+++ DATASET

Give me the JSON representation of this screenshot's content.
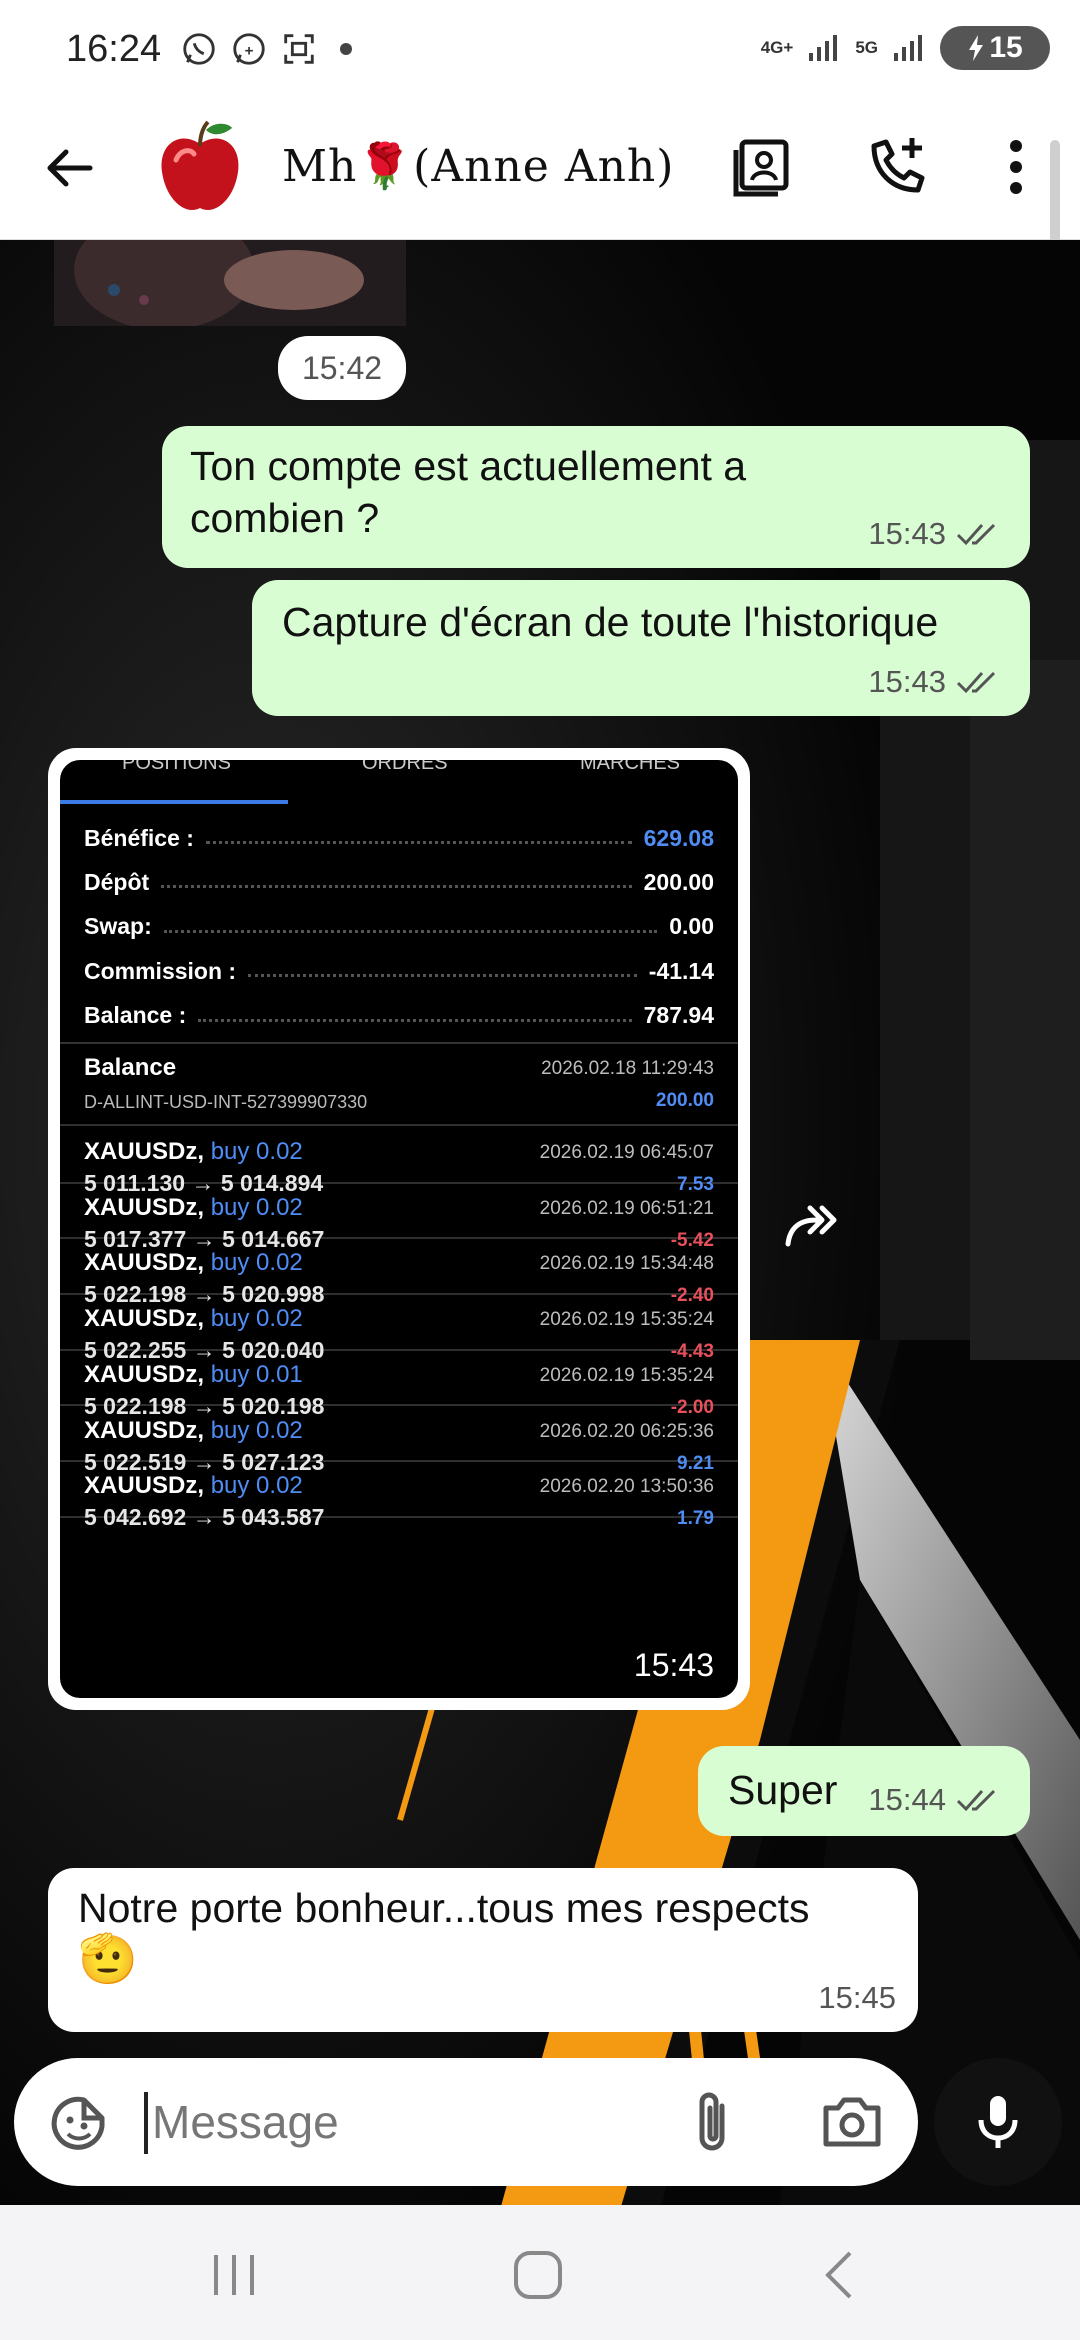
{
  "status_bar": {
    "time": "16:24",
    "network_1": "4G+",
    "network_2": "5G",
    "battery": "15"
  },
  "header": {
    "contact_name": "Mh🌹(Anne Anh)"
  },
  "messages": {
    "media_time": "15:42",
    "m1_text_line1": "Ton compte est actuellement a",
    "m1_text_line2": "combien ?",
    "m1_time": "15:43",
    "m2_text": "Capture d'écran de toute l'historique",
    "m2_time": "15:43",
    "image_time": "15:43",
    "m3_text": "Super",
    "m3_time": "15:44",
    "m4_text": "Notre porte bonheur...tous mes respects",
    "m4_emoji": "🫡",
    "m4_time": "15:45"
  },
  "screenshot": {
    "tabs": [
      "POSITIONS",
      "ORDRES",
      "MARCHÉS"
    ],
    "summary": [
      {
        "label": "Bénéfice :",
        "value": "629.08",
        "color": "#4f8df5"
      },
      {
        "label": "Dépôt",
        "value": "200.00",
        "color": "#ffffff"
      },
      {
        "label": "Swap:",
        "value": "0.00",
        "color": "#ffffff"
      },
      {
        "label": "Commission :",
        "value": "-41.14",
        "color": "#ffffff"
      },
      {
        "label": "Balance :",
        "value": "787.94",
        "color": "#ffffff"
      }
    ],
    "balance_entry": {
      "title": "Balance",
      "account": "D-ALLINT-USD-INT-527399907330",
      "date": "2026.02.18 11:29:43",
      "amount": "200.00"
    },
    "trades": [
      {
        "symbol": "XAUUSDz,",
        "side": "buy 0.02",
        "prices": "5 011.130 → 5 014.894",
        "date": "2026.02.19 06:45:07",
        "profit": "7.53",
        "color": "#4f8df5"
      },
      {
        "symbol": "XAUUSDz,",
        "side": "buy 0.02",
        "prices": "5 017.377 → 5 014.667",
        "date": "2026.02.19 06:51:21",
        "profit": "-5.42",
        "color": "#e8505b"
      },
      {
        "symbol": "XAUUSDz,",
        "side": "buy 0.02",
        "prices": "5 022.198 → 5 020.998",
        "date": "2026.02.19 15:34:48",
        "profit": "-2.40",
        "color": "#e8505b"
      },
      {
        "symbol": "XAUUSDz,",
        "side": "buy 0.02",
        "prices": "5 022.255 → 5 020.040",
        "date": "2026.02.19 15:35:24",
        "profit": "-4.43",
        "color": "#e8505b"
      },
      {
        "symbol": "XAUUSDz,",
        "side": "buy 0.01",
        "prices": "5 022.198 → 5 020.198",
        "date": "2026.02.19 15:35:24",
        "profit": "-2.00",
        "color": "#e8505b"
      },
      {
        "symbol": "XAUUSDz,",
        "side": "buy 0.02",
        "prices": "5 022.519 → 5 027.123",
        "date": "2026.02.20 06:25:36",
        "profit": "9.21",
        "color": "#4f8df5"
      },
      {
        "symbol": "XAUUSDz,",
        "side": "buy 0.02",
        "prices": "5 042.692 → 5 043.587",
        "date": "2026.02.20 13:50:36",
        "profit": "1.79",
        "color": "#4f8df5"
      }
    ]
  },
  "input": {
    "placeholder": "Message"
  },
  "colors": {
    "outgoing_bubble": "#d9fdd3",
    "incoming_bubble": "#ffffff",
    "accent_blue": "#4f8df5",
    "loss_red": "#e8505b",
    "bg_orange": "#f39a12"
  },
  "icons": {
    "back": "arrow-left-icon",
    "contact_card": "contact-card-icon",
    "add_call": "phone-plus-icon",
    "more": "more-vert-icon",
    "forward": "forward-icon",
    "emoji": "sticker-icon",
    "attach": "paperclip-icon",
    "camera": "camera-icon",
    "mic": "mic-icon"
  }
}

++++++
+++ DATASET

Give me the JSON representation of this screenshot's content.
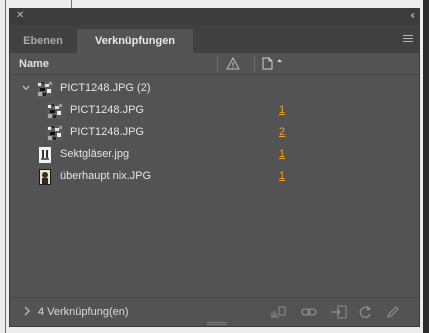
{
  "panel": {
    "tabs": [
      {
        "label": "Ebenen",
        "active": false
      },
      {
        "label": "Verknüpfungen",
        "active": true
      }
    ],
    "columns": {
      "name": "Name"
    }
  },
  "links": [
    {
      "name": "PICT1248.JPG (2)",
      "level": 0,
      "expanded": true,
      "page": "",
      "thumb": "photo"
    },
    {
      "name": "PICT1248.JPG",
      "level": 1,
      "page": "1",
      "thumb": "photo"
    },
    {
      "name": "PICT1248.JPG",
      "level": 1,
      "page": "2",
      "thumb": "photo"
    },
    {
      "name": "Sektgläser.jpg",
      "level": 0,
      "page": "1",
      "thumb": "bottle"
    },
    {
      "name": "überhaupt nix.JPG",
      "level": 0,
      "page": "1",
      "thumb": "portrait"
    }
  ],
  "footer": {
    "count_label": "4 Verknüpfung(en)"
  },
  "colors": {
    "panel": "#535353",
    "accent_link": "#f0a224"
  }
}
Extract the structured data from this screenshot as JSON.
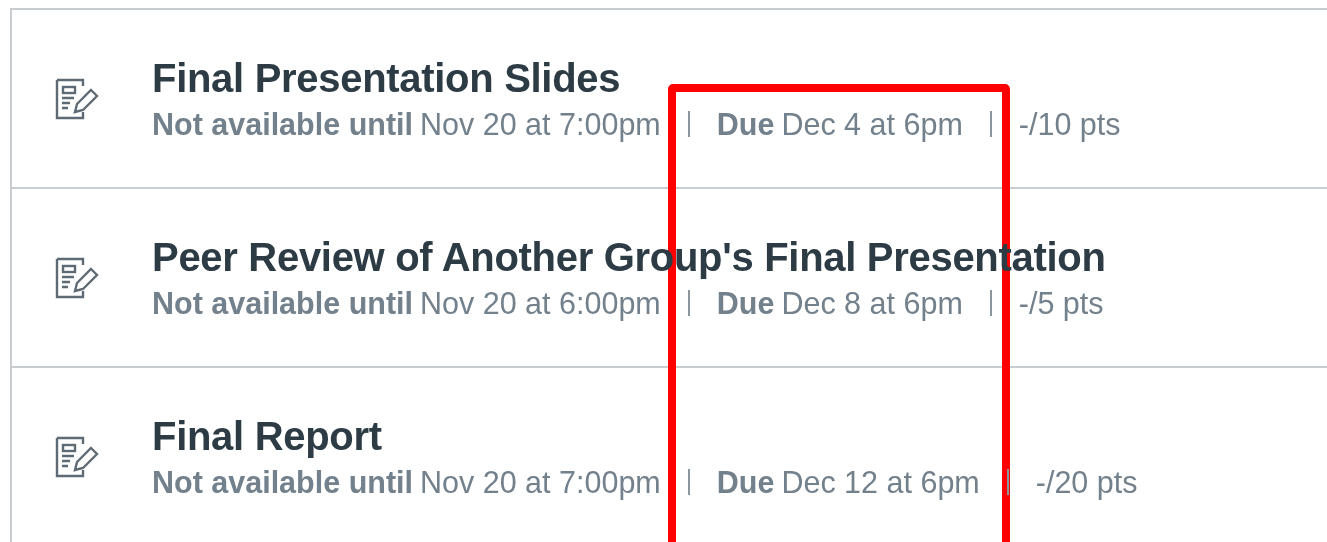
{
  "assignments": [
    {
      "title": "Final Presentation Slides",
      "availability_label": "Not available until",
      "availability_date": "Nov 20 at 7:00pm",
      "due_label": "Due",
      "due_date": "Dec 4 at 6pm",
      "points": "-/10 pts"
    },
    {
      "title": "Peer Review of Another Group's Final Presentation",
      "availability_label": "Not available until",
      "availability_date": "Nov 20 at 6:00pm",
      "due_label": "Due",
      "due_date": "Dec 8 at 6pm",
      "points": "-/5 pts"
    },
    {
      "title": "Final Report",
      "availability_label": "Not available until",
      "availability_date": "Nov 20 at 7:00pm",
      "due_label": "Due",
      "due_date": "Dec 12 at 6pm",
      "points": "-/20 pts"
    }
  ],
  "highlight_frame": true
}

++++++

Find the lines above that contain the word "Final" and collect them.

» FINISHED ANSWER:
      "title": "Final Presentation Slides",
      "title": "Peer Review of Another Group's Final Presentation",
      "title": "Final Report",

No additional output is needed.